● **PROBLEM TO WORK ON**:
Below is a block of records: output all of them exactly and leave out the pictures.
**********
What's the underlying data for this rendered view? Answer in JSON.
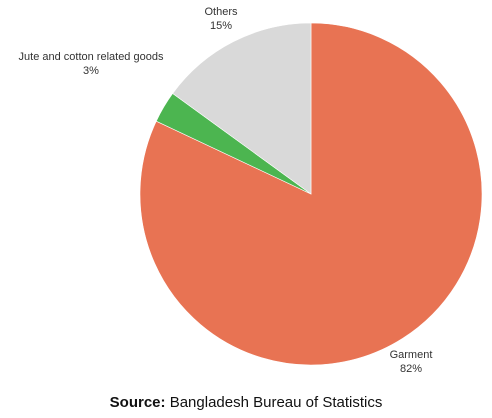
{
  "chart_data": {
    "type": "pie",
    "slices": [
      {
        "label": "Garment",
        "value": 82,
        "value_label": "82%",
        "color": "#e87353"
      },
      {
        "label": "Jute and cotton related goods",
        "value": 3,
        "value_label": "3%",
        "color": "#4cb550"
      },
      {
        "label": "Others",
        "value": 15,
        "value_label": "15%",
        "color": "#d9d9d9"
      }
    ],
    "start_angle": "12 o'clock",
    "direction": "clockwise",
    "legend": "none"
  },
  "source": {
    "label": "Source:",
    "text": " Bangladesh Bureau of Statistics"
  }
}
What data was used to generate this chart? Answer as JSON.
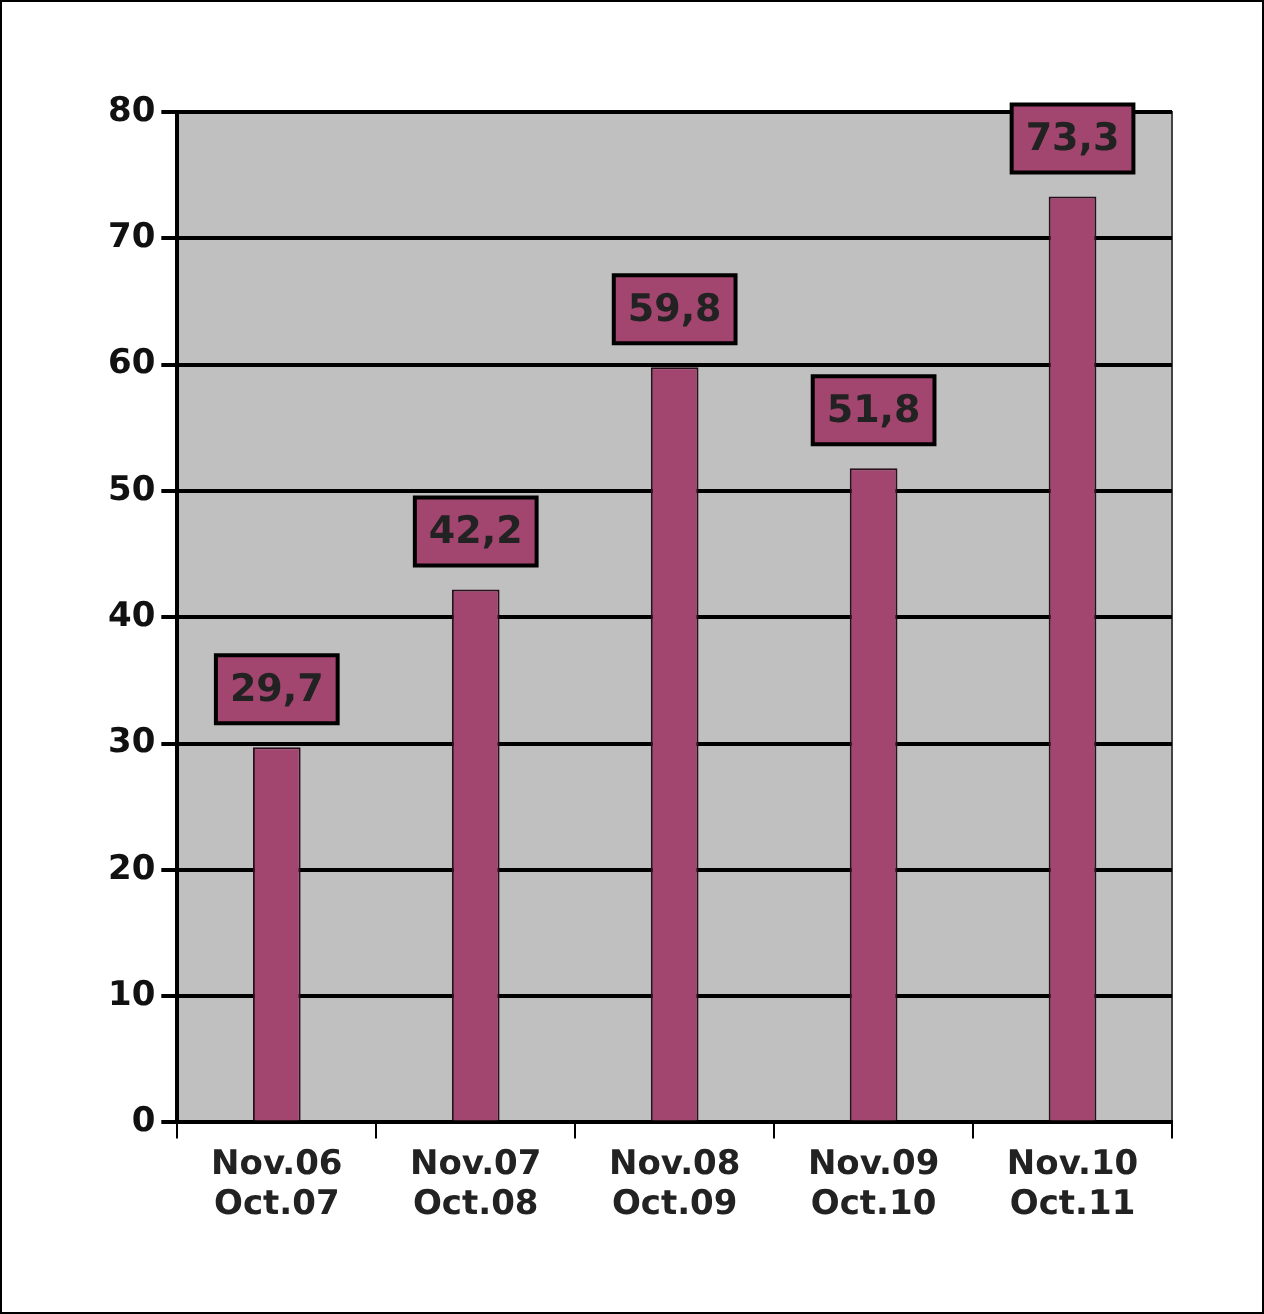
{
  "chart_data": {
    "type": "bar",
    "categories": [
      "Nov.06\nOct.07",
      "Nov.07\nOct.08",
      "Nov.08\nOct.09",
      "Nov.09\nOct.10",
      "Nov.10\nOct.11"
    ],
    "values": [
      29.7,
      42.2,
      59.8,
      51.8,
      73.3
    ],
    "value_labels": [
      "29,7",
      "42,2",
      "59,8",
      "51,8",
      "73,3"
    ],
    "color": "#a3466f",
    "ylim": [
      0,
      80
    ],
    "yticks": [
      0,
      10,
      20,
      30,
      40,
      50,
      60,
      70,
      80
    ],
    "grid": "y",
    "legend": false
  }
}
**********
● **RESPONSE TO THIS EXERCISE**:
What's the underlying data for this rendered view? Answer in JSON.
{
  "chart_data": {
    "type": "pie",
    "slices": [
      {
        "label": "Garment",
        "value": 82,
        "value_label": "82%",
        "color": "#e87353"
      },
      {
        "label": "Jute and cotton related goods",
        "value": 3,
        "value_label": "3%",
        "color": "#4cb550"
      },
      {
        "label": "Others",
        "value": 15,
        "value_label": "15%",
        "color": "#d9d9d9"
      }
    ],
    "start_angle": "12 o'clock",
    "direction": "clockwise",
    "legend": "none"
  },
  "source": {
    "label": "Source:",
    "text": " Bangladesh Bureau of Statistics"
  }
}
What data was used to generate this chart? Answer as JSON.
{
  "chart_data": {
    "type": "bar",
    "categories": [
      "Nov.06\nOct.07",
      "Nov.07\nOct.08",
      "Nov.08\nOct.09",
      "Nov.09\nOct.10",
      "Nov.10\nOct.11"
    ],
    "values": [
      29.7,
      42.2,
      59.8,
      51.8,
      73.3
    ],
    "value_labels": [
      "29,7",
      "42,2",
      "59,8",
      "51,8",
      "73,3"
    ],
    "color": "#a3466f",
    "ylim": [
      0,
      80
    ],
    "yticks": [
      0,
      10,
      20,
      30,
      40,
      50,
      60,
      70,
      80
    ],
    "grid": "y",
    "legend": false
  }
}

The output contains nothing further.